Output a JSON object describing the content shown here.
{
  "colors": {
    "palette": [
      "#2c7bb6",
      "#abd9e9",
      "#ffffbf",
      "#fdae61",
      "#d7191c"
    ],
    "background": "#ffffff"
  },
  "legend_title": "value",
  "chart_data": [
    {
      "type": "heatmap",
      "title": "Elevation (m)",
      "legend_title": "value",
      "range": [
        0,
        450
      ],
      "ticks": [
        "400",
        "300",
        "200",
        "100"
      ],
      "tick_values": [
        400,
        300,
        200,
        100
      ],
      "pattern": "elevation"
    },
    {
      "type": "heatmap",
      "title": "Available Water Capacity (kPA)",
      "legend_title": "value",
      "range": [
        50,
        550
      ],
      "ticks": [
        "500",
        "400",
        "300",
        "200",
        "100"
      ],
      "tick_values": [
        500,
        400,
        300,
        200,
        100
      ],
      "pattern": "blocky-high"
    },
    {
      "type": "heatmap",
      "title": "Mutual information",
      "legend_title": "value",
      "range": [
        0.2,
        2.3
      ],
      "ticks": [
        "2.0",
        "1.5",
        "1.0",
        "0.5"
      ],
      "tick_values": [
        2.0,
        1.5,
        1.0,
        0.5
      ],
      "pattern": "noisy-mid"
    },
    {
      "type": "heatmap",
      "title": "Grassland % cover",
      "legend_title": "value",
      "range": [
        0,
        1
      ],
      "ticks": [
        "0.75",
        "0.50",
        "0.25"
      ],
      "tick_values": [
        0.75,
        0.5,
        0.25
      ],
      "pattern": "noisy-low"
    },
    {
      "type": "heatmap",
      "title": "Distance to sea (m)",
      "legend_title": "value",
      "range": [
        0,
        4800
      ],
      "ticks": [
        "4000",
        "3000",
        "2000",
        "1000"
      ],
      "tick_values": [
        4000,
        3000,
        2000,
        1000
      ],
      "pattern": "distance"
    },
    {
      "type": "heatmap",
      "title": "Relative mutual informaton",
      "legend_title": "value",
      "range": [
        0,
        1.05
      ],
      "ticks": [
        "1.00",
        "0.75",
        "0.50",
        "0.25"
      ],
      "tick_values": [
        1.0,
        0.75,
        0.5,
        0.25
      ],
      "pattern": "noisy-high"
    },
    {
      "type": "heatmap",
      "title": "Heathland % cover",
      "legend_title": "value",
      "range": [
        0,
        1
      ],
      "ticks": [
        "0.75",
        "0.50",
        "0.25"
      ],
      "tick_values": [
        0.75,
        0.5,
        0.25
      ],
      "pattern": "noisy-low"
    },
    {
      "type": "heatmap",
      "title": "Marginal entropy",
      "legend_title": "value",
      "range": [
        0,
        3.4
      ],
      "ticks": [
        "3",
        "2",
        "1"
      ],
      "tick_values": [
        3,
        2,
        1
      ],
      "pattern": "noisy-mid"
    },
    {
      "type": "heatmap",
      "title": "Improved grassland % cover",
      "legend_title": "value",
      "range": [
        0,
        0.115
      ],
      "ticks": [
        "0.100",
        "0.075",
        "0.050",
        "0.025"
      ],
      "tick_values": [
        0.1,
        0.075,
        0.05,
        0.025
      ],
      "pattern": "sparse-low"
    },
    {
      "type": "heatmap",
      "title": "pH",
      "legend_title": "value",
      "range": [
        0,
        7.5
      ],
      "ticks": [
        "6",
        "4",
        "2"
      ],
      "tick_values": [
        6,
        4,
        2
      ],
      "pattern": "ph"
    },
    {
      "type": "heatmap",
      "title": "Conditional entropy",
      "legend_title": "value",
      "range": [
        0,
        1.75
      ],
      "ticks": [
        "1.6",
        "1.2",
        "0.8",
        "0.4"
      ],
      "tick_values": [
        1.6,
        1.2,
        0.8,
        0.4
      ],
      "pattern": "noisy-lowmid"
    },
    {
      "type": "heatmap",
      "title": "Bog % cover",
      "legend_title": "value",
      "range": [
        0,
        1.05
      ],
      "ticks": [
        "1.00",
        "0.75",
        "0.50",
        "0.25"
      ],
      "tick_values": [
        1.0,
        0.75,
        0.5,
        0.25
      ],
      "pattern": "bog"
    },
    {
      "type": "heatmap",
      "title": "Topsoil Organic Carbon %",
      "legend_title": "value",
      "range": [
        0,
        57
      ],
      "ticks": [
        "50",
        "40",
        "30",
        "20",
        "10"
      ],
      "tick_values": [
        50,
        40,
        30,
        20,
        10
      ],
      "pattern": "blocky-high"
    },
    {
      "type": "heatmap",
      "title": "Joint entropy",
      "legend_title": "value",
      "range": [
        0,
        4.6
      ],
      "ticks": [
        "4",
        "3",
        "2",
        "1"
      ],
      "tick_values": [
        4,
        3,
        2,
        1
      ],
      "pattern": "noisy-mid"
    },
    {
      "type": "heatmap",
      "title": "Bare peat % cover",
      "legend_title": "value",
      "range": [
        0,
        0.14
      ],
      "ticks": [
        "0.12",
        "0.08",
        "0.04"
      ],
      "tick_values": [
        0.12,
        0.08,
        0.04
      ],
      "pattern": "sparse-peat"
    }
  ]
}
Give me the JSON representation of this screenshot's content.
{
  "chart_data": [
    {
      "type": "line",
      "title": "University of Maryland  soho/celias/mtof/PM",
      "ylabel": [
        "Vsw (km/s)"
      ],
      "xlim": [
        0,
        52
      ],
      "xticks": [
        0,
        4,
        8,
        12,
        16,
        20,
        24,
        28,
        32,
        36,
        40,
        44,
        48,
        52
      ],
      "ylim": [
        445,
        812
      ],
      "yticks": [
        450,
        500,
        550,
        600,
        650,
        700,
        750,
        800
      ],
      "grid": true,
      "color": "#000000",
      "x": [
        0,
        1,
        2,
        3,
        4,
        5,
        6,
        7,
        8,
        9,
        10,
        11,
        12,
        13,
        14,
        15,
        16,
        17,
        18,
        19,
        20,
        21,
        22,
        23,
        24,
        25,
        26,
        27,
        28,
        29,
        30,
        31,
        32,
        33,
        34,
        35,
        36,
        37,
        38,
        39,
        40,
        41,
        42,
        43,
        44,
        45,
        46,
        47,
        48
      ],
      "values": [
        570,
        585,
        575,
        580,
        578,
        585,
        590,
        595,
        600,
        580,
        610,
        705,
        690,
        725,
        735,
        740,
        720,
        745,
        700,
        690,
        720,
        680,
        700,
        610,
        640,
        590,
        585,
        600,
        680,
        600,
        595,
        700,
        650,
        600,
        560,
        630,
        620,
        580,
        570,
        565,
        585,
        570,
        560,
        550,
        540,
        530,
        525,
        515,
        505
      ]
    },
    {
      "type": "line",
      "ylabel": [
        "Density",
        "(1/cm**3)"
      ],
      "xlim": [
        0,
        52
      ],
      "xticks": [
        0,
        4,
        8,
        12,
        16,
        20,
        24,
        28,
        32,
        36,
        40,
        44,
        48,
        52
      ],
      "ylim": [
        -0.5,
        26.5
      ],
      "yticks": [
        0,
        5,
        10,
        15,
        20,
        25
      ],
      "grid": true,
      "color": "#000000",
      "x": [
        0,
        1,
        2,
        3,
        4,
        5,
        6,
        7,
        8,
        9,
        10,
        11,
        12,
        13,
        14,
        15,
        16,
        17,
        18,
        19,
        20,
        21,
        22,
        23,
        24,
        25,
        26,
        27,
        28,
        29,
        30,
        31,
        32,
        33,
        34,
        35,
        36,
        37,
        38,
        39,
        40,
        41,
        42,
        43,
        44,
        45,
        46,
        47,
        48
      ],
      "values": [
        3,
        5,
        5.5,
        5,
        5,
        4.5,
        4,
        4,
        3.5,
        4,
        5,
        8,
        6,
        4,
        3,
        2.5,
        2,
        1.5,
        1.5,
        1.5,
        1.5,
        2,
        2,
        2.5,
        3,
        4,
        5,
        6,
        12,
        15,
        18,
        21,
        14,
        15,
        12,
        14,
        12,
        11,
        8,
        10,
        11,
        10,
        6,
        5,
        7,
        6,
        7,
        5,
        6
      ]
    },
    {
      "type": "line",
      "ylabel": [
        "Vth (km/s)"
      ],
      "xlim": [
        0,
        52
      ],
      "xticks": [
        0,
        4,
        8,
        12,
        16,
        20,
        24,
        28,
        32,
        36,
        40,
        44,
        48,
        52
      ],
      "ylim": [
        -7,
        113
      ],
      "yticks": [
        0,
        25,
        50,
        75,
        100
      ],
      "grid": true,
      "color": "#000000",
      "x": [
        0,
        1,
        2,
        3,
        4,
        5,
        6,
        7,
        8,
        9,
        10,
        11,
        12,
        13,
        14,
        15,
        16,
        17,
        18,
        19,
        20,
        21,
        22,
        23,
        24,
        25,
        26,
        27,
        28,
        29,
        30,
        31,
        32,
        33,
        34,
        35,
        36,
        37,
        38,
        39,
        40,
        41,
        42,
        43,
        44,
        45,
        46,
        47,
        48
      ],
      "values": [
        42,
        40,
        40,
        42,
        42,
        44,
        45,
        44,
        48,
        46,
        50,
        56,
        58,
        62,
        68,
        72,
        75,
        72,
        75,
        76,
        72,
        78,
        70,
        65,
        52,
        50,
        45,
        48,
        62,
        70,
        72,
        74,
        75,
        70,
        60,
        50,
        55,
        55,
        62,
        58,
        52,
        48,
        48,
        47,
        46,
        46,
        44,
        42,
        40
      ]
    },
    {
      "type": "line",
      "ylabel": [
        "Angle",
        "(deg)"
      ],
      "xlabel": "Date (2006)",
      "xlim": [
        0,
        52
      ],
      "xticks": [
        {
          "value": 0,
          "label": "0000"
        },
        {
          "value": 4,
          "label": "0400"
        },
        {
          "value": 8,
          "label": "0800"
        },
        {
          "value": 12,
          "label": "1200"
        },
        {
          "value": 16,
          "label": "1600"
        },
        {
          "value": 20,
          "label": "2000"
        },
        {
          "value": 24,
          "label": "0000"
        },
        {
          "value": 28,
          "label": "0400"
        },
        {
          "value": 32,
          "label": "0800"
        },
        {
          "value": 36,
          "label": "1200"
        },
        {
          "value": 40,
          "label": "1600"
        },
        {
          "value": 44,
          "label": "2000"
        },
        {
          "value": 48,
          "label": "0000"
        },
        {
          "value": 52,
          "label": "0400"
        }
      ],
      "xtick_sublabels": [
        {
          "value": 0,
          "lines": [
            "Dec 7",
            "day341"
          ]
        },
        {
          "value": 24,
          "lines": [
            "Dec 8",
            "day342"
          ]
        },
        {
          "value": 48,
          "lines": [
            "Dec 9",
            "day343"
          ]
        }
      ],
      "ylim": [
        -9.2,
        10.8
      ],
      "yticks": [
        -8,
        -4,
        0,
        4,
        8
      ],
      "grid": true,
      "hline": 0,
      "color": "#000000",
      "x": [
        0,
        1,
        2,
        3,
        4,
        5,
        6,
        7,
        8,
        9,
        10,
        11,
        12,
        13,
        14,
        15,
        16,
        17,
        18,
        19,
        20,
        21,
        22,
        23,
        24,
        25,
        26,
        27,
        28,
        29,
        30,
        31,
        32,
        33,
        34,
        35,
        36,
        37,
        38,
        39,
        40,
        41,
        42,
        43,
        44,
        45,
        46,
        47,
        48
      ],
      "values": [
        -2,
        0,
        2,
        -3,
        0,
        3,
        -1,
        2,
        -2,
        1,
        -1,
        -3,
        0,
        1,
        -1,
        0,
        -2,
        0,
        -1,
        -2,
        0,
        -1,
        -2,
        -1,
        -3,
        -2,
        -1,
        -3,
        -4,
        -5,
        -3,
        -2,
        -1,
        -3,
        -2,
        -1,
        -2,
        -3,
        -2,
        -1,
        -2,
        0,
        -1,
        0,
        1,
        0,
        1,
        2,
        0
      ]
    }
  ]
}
++++++++++
Task to carry out: From the data above, gather every line that includes the word "sparse".

Response below:
      "pattern": "sparse-low"
      "pattern": "sparse-peat"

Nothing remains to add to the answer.